Exactly retype the lines below from the one containing "Output the text content of this document." through the end of the listing. Leave pictures out.

• RECORDS SHOWN:
━━━━━━━━━━

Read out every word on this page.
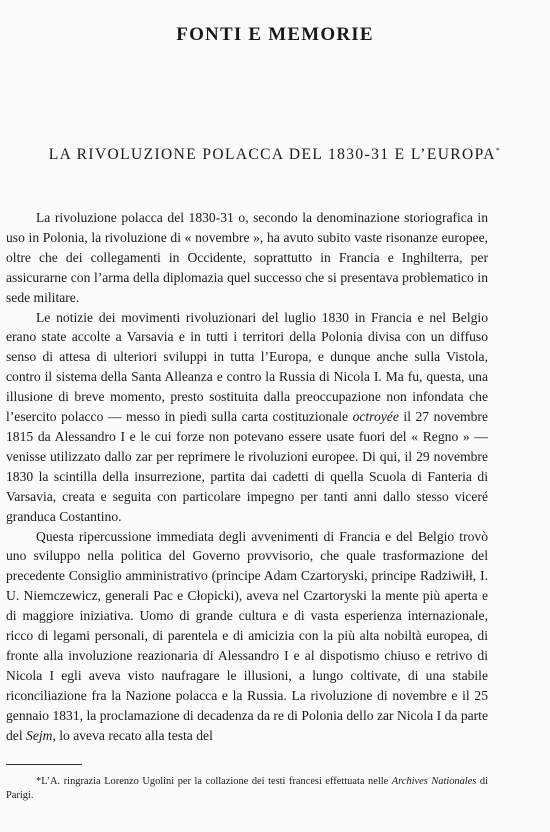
FONTI E MEMORIE
LA RIVOLUZIONE POLACCA DEL 1830-31 E L’EUROPA*

La rivoluzione polacca del 1830-31 o, secondo la denominazione storiografica in uso in Polonia, la rivoluzione di « novembre », ha avuto subito vaste risonanze europee, oltre che dei collegamenti in Occidente, soprattutto in Francia e Inghilterra, per assicurarne con l’arma della diplomazia quel successo che si presentava problematico in sede militare.

Le notizie dei movimenti rivoluzionari del luglio 1830 in Francia e nel Belgio erano state accolte a Varsavia e in tutti i territori della Polonia divisa con un diffuso senso di attesa di ulteriori sviluppi in tutta l’Europa, e dunque anche sulla Vistola, contro il sistema della Santa Alleanza e contro la Russia di Nicola I. Ma fu, questa, una illusione di breve momento, presto sostituita dalla preoccupazione non infondata che l’esercito polacco — messo in piedi sulla carta costituzionale octroyée il 27 novembre 1815 da Alessandro I e le cui forze non potevano essere usate fuori del « Regno » — venisse utilizzato dallo zar per reprimere le rivoluzioni europee. Di qui, il 29 novembre 1830 la scintilla della insurrezione, partita dai cadetti di quella Scuola di Fanteria di Varsavia, creata e seguita con particolare impegno per tanti anni dallo stesso viceré granduca Costantino.

Questa ripercussione immediata degli avvenimenti di Francia e del Belgio trovò uno sviluppo nella politica del Governo provvisorio, che quale trasformazione del precedente Consiglio amministrativo (principe Adam Czartoryski, principe Radziwiłł, I. U. Niemczewicz, generali Pac e Cłopicki), aveva nel Czartoryski la mente più aperta e di maggiore iniziativa. Uomo di grande cultura e di vasta esperienza internazionale, ricco di legami personali, di parentela e di amicizia con la più alta nobiltà europea, di fronte alla involuzione reazionaria di Alessandro I e al dispotismo chiuso e retrivo di Nicola I egli aveva visto naufragare le illusioni, a lungo coltivate, di una stabile riconciliazione fra la Nazione polacca e la Russia. La rivoluzione di novembre e il 25 gennaio 1831, la proclamazione di decadenza da re di Polonia dello zar Nicola I da parte del Sejm, lo aveva recato alla testa del

*L’A. ringrazia Lorenzo Ugolini per la collazione dei testi francesi effettuata nelle Archives Nationales di Parigi.
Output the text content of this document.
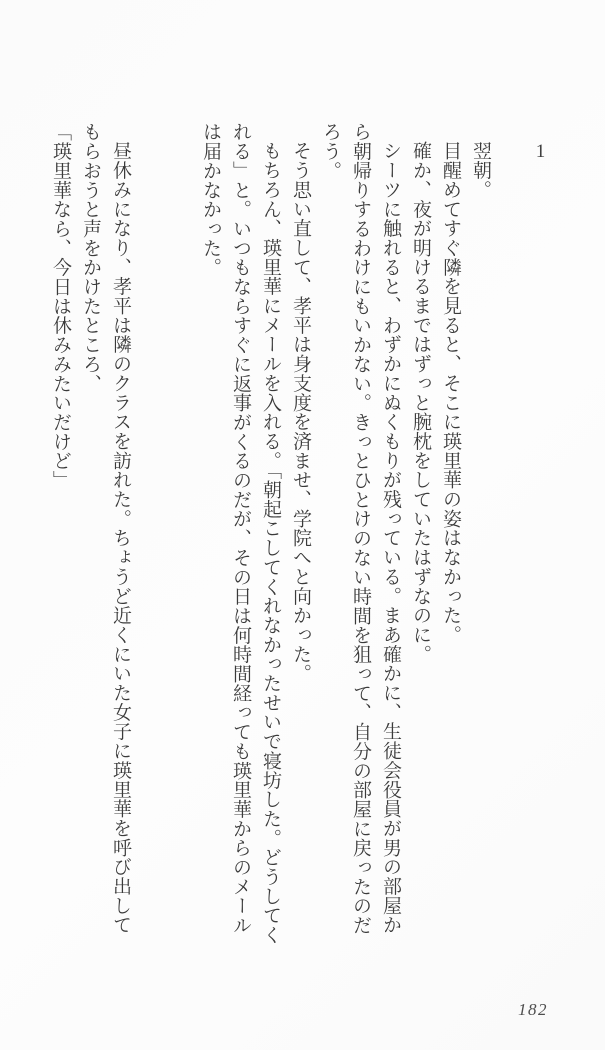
1

翌朝。
目醒めてすぐ隣を見ると、そこに瑛里華の姿はなかった。
確か、夜が明けるまではずっと腕枕をしていたはずなのに。
シーツに触れると、わずかにぬくもりが残っている。まあ確かに、生徒会役員が男の部屋か
ら朝帰りするわけにもいかない。きっとひとけのない時間を狙って、自分の部屋に戻ったのだ
ろう。
そう思い直して、孝平は身支度を済ませ、学院へと向かった。
もちろん、瑛里華にメールを入れる。「朝起こしてくれなかったせいで寝坊した。どうしてく
れる」と。いつもならすぐに返事がくるのだが、その日は何時間経っても瑛里華からのメール
は届かなかった。

昼休みになり、孝平は隣のクラスを訪れた。ちょうど近くにいた女子に瑛里華を呼び出して
もらおうと声をかけたところ、
「瑛里華なら、今日は休みみたいだけど」
182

━━━━━━━━━━

• REPLY:
Output the text content of this document.
1

翌朝。
目醒めてすぐ隣を見ると、そこに瑛里華の姿はなかった。
確か、夜が明けるまではずっと腕枕をしていたはずなのに。
シーツに触れると、わずかにぬくもりが残っている。まあ確かに、生徒会役員が男の部屋か
ら朝帰りするわけにもいかない。きっとひとけのない時間を狙って、自分の部屋に戻ったのだ
ろう。
そう思い直して、孝平は身支度を済ませ、学院へと向かった。
もちろん、瑛里華にメールを入れる。「朝起こしてくれなかったせいで寝坊した。どうしてく
れる」と。いつもならすぐに返事がくるのだが、その日は何時間経っても瑛里華からのメール
は届かなかった。

昼休みになり、孝平は隣のクラスを訪れた。ちょうど近くにいた女子に瑛里華を呼び出して
もらおうと声をかけたところ、
「瑛里華なら、今日は休みみたいだけど」
182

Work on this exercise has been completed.